## DIRECTION
State only the number of lines that contain the string "JSON".

Figure record listings:
▬▬▬

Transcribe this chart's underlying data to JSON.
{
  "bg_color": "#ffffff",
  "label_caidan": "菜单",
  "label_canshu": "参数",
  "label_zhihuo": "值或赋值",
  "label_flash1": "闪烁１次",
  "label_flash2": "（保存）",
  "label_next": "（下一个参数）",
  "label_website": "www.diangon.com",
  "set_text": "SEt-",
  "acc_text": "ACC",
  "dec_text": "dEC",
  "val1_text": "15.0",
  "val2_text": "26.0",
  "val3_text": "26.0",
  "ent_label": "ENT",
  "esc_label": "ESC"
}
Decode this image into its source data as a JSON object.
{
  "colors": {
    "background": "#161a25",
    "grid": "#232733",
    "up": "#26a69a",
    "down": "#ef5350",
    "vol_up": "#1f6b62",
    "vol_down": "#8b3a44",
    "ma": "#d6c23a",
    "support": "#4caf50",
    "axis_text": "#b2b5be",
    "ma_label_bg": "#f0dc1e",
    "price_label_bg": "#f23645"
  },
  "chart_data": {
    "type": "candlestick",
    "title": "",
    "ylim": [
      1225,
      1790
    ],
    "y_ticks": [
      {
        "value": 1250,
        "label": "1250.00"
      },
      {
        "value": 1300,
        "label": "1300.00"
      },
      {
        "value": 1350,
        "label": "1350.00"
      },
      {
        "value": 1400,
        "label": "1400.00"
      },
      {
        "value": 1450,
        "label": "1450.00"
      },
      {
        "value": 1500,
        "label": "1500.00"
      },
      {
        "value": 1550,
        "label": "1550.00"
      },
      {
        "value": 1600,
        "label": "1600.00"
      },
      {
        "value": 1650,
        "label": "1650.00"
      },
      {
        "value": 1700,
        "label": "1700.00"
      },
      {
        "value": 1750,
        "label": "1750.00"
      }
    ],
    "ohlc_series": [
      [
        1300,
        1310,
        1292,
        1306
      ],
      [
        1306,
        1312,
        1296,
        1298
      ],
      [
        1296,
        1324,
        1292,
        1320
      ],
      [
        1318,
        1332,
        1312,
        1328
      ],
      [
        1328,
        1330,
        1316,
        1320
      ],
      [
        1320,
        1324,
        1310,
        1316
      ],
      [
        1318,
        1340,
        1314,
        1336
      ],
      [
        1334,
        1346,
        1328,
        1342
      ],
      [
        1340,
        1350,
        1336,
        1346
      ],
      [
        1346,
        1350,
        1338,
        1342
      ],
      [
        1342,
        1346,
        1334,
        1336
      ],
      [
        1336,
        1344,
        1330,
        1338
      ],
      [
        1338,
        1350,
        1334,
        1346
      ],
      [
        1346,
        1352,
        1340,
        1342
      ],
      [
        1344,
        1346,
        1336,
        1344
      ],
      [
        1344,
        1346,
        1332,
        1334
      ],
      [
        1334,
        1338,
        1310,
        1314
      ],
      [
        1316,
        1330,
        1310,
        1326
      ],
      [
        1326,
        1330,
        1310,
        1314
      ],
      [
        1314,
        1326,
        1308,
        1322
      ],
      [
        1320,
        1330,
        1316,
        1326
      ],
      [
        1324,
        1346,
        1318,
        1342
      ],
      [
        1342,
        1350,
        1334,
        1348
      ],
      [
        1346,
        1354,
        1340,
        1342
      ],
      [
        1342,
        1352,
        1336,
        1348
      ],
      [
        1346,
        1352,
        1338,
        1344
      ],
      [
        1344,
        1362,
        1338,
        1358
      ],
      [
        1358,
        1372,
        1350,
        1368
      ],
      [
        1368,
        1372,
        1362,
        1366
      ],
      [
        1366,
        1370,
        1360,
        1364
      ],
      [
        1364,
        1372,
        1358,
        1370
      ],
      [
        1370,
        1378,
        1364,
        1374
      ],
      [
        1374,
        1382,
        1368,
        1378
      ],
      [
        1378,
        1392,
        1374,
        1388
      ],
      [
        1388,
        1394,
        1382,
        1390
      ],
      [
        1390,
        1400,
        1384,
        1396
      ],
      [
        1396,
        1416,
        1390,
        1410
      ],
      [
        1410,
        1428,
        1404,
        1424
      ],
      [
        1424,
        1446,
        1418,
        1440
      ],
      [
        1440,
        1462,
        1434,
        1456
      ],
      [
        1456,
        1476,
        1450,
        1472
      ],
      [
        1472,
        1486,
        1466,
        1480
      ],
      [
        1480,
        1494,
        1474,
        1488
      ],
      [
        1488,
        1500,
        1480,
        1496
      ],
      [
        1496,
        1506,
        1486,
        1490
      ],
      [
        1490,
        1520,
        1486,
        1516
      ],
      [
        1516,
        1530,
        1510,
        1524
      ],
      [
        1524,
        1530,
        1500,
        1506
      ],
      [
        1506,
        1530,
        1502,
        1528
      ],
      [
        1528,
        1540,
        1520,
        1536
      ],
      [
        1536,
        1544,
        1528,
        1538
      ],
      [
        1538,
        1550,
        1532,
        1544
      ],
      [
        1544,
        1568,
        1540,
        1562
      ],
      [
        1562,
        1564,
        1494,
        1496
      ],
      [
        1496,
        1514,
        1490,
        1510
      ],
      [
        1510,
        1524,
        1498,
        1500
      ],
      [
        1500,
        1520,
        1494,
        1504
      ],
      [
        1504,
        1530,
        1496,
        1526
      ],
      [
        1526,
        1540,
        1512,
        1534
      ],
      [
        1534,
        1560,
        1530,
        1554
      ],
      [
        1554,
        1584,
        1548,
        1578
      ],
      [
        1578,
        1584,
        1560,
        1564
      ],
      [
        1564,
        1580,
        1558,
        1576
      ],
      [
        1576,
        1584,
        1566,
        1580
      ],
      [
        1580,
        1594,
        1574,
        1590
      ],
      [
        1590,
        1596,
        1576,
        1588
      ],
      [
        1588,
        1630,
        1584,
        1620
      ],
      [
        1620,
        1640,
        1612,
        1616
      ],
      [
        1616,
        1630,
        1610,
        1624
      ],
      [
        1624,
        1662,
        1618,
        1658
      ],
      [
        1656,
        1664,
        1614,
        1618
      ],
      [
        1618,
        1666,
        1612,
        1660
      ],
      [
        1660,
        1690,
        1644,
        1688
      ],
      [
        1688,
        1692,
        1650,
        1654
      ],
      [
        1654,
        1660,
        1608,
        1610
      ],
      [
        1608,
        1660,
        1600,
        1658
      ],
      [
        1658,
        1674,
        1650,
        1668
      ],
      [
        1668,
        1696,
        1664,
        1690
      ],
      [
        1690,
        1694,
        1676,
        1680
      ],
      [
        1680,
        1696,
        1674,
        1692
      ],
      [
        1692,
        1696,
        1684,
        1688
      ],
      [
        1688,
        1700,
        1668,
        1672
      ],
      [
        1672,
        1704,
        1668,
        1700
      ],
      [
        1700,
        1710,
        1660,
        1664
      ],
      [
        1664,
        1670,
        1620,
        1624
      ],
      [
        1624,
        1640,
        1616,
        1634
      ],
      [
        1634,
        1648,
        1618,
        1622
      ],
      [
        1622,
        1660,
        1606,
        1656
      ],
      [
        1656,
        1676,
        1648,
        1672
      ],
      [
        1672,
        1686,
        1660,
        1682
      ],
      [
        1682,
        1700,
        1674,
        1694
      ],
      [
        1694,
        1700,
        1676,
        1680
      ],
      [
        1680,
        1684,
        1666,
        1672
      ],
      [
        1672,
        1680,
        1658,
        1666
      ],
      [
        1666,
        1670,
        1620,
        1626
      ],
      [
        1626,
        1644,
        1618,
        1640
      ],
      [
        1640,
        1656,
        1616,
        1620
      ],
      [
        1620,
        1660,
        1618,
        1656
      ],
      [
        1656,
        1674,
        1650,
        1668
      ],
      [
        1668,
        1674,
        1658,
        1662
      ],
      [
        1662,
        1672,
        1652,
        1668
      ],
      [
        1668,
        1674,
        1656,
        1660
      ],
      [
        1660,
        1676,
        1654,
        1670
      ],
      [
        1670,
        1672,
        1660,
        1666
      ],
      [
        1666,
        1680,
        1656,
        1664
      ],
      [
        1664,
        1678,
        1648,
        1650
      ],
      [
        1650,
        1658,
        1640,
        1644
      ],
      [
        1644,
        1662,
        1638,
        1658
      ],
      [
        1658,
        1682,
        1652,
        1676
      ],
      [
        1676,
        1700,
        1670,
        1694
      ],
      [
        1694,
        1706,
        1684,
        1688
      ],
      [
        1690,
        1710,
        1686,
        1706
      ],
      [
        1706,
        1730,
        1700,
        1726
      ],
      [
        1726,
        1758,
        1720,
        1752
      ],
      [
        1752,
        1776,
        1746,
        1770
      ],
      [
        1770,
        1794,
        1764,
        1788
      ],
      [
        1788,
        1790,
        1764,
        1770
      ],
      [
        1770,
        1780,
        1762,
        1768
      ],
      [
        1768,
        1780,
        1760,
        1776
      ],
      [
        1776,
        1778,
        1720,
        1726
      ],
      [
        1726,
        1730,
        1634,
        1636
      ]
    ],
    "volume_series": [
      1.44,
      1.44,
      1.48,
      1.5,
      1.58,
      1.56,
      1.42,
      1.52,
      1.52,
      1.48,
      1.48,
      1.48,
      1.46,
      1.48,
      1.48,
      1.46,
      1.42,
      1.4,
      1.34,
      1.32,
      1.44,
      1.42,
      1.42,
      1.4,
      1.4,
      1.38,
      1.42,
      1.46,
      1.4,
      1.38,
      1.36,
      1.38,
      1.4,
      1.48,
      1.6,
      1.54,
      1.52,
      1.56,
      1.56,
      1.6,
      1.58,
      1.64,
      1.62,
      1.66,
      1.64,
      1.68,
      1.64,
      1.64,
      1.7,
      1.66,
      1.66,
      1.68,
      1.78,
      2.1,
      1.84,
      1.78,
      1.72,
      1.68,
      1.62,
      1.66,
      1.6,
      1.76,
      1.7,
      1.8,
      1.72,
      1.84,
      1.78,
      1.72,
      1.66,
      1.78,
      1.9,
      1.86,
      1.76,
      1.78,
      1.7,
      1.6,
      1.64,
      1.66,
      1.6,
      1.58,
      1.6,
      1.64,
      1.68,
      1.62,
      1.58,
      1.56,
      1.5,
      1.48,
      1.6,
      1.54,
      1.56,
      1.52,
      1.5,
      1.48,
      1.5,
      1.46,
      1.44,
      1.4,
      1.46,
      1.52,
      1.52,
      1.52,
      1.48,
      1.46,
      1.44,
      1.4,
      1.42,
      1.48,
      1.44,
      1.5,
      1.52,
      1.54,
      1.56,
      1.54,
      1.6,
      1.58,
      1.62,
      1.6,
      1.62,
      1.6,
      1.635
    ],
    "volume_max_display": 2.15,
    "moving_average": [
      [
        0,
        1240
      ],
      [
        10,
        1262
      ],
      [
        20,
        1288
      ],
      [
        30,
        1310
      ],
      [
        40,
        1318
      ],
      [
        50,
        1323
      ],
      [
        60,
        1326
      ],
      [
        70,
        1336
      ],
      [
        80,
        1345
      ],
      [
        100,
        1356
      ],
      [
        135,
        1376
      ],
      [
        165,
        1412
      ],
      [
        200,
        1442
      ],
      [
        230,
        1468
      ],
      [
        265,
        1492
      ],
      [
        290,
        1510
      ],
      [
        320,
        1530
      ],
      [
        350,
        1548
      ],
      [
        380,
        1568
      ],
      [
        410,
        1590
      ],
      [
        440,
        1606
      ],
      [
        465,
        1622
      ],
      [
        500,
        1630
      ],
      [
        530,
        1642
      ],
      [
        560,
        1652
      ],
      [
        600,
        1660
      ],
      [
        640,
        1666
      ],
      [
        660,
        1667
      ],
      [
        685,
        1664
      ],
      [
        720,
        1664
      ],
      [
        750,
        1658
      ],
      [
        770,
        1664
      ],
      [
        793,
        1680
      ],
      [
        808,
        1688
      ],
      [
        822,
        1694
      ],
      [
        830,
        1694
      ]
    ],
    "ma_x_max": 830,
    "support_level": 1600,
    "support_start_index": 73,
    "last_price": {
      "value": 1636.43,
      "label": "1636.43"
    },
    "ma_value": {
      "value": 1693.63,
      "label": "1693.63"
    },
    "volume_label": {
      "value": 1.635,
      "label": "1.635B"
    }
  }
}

▬▬▬

## FULL ANSWER
2